- THE EXERCISE
For each line below that contains the string "王子文Olivia", copy that line.

- Dataset excerpts
------------------------

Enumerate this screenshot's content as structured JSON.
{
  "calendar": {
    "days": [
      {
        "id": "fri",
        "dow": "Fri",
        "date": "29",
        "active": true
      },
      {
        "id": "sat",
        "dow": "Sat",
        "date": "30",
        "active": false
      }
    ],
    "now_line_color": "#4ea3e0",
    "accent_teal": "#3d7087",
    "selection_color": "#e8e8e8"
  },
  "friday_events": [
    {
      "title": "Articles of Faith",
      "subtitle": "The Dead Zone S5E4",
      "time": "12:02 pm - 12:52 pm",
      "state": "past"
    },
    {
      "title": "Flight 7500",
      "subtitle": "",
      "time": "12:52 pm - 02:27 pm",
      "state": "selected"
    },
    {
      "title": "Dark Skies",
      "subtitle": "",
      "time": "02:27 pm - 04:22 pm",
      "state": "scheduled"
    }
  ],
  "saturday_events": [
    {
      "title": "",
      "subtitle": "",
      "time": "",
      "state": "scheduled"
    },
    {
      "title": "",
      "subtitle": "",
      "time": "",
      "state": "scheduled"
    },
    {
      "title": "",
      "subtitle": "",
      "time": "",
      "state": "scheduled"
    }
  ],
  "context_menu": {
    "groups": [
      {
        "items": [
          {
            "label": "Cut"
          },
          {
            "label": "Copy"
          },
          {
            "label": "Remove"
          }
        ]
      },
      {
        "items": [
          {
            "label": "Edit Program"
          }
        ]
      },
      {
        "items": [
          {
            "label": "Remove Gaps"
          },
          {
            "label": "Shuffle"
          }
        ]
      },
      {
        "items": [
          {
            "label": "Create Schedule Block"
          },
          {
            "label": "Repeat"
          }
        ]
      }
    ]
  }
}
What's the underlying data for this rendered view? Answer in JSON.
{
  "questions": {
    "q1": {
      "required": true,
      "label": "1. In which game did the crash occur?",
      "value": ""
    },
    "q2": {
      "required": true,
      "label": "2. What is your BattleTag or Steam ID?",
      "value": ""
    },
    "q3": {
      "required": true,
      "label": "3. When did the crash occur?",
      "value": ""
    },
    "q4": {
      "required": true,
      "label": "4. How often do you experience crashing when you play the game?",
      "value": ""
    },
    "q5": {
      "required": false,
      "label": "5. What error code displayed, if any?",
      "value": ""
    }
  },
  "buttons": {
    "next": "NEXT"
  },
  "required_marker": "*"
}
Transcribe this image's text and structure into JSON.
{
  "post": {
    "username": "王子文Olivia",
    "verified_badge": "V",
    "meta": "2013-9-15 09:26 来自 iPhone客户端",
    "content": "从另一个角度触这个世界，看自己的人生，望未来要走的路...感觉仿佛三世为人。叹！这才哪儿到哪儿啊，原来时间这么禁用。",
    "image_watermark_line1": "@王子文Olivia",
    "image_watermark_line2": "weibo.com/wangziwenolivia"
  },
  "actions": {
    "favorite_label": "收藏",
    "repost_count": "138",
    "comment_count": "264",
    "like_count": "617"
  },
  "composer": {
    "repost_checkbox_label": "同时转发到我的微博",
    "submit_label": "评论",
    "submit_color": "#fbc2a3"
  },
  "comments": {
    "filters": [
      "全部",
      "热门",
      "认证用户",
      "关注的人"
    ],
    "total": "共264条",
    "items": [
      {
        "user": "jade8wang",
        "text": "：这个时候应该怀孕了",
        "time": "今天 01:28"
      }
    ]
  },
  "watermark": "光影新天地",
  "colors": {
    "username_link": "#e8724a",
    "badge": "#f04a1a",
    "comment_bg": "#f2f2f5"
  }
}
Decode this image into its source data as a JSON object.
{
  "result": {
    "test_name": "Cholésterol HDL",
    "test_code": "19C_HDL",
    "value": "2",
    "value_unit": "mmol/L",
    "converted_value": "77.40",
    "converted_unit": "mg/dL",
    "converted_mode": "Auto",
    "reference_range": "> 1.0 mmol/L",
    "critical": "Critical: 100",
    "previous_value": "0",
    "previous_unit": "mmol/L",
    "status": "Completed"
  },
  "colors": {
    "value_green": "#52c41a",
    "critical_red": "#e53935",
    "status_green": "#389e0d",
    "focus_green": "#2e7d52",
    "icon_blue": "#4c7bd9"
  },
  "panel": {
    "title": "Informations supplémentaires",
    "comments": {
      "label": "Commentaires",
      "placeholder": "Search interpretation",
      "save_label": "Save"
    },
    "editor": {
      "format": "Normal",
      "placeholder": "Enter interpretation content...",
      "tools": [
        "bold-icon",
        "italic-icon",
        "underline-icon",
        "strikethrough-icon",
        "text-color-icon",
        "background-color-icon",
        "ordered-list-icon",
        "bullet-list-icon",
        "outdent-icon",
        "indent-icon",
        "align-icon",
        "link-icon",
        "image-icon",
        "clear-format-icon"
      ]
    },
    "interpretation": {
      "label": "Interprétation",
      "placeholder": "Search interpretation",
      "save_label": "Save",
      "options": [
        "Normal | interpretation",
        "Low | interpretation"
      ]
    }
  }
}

------------------------

- ANSWER FOR THE TASK
    "username": "王子文Olivia",
    "image_watermark_line1": "@王子文Olivia",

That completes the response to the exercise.